EXERCICE 1: Recopiez le passage du document source qui commence à « Le matin du » et se termine à « donc en cassation. ».
EXERCICE 2: D'après le document source, pourquoi l'homme mis en examen se pourvoit-il en cassation ? Répondez en une à trois phrases.

DOCUMENT SOURCE:
##############################
Visite douanière

Contexte de l’affaire
Des agents des douanes surveillent un entrepôt où sont stockées différentes marchandises, avec l’intention d’y effectuer un contrôle.

Le matin du contrôle, vers 7 heures, ils arrêtent trois hommes qui arrivent devant l’entrepôt, puis entrent dans les locaux à 7 h 10. À l’intérieur, ils découvrent une ligne de fabrication de cigarettes et diverses marchandises.

L’un des trois hommes est mis en examen pour des infractions liées à la législation sur le tabac et pour association de malfaiteurs. Il demande alors l’annulation de plusieurs actes de la procédure, notamment le procès-verbal de visite des locaux. La cour d’appel rejette sa demande. Il se pourvoit donc en cassation.

La règle en cause : visites douanières avant 8 h
L’article 63 ter du Code des douanes encadre les visites dans les locaux professionnels.

En particulier, lorsque les locaux ne sont pas ouverts au public, les douaniers ne peuvent y entrer avant 8 heures du matin que si une activité y est effectivement en cours (par exemple : production, fabrication, conditionnement, transport, manutention, entreposage ou vente de marchandises).
##############################
EXTRAITS DE DOCUMENTATION:
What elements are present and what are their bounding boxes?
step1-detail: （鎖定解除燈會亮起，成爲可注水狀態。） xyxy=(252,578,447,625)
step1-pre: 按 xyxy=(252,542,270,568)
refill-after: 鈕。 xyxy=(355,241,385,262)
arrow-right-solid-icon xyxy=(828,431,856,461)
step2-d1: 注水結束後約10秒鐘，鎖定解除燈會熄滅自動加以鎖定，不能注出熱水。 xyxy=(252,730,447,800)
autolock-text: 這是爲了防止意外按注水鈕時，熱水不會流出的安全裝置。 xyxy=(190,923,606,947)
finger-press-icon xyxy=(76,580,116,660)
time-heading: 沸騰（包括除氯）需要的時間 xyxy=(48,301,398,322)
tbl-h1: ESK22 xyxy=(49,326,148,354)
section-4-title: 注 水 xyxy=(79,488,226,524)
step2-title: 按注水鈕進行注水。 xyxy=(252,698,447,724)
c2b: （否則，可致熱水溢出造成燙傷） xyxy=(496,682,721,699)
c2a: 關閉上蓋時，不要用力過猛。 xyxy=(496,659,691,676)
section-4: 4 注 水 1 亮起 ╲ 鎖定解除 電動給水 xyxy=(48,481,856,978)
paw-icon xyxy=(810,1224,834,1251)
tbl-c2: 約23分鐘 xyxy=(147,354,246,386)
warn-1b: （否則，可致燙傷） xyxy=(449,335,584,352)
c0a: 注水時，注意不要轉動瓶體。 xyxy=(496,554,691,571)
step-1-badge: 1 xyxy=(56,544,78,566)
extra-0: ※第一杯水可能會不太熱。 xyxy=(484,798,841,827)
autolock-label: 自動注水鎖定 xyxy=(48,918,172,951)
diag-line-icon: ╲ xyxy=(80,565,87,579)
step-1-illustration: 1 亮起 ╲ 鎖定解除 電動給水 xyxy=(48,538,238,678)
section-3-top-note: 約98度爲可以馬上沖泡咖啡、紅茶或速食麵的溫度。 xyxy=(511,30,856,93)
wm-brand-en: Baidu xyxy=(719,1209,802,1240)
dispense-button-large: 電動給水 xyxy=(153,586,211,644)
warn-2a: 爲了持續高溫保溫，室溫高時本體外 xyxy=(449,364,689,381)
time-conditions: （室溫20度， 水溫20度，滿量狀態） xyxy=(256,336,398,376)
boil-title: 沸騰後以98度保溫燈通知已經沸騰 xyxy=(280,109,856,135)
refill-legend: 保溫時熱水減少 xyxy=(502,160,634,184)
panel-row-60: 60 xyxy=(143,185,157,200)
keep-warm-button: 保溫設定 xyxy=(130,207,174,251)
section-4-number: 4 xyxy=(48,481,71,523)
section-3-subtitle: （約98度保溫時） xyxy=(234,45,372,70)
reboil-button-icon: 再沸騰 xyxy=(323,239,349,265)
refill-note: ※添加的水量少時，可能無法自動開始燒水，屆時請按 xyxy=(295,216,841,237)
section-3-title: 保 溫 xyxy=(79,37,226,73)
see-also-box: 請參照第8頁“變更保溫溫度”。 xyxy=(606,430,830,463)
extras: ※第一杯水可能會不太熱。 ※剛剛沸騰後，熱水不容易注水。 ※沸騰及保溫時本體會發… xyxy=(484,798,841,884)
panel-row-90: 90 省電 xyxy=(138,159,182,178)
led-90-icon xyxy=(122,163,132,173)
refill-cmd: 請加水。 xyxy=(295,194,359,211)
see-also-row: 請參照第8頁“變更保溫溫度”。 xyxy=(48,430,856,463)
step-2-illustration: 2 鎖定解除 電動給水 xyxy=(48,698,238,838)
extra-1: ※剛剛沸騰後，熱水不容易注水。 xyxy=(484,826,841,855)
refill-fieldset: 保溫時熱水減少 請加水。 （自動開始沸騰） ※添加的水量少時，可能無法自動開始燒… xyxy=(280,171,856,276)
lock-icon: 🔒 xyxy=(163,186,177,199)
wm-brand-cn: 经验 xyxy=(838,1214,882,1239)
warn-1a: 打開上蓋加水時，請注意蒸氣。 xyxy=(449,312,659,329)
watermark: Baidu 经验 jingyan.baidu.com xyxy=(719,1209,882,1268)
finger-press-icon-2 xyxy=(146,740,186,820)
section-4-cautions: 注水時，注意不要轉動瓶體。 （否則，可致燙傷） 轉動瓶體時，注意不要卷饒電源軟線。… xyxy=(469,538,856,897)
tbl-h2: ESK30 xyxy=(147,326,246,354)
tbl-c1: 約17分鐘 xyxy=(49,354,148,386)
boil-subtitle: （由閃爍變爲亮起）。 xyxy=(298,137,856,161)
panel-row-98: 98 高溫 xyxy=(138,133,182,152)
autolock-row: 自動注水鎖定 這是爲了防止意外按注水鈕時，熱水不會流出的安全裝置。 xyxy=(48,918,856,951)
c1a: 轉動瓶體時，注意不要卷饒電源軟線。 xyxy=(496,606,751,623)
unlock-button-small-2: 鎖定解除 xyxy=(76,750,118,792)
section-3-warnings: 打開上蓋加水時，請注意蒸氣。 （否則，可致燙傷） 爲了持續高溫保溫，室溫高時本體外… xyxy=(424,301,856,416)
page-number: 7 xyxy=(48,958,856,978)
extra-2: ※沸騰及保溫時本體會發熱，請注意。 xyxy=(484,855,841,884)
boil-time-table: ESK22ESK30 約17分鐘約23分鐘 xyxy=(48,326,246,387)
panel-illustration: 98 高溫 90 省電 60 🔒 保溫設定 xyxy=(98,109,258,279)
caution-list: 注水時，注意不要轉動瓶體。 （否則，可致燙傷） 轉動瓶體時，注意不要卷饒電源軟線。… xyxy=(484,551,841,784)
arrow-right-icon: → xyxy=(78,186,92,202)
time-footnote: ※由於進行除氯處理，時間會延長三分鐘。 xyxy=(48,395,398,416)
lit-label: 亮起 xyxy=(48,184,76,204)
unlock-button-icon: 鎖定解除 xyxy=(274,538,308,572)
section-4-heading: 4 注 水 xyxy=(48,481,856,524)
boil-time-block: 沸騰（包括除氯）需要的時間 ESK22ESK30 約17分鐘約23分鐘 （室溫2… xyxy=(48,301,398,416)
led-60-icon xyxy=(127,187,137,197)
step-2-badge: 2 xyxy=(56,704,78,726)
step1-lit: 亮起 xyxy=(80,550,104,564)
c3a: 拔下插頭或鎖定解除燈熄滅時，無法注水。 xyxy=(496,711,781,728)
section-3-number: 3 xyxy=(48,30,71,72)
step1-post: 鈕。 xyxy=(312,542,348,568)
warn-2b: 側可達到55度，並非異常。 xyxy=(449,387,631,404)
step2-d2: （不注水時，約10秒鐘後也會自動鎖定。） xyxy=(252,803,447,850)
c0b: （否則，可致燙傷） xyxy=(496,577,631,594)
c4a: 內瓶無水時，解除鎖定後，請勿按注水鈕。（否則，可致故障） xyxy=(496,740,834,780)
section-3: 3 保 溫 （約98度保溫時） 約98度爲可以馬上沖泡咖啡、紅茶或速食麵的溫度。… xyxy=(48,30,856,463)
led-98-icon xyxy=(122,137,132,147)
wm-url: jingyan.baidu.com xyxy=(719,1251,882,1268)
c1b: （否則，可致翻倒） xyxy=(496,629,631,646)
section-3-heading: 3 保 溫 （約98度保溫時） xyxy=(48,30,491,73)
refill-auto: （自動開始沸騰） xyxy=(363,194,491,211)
##############################
CORRIGÉ 1:
Le matin du contrôle, vers 7 heures, ils arrêtent trois hommes qui arrivent devant l’entrepôt, puis entrent dans les locaux à 7 h 10. À l’intérieur, ils découvrent une ligne de fabrication de cigarettes et diverses marchandises.

L’un des trois hommes est mis en examen pour des infractions liées à la législation sur le tabac et pour association de malfaiteurs. Il demande alors l’annulation de plusieurs actes de la procédure, notamment le procès-verbal de visite des locaux. La cour d’appel rejette sa demande. Il se pourvoit donc en cassation.

CORRIGÉ 2: Il se pourvoit en cassation parce que la cour d'appel a rejeté sa demande d'annulation de plusieurs actes de la procédure, notamment du procès-verbal de visite des locaux.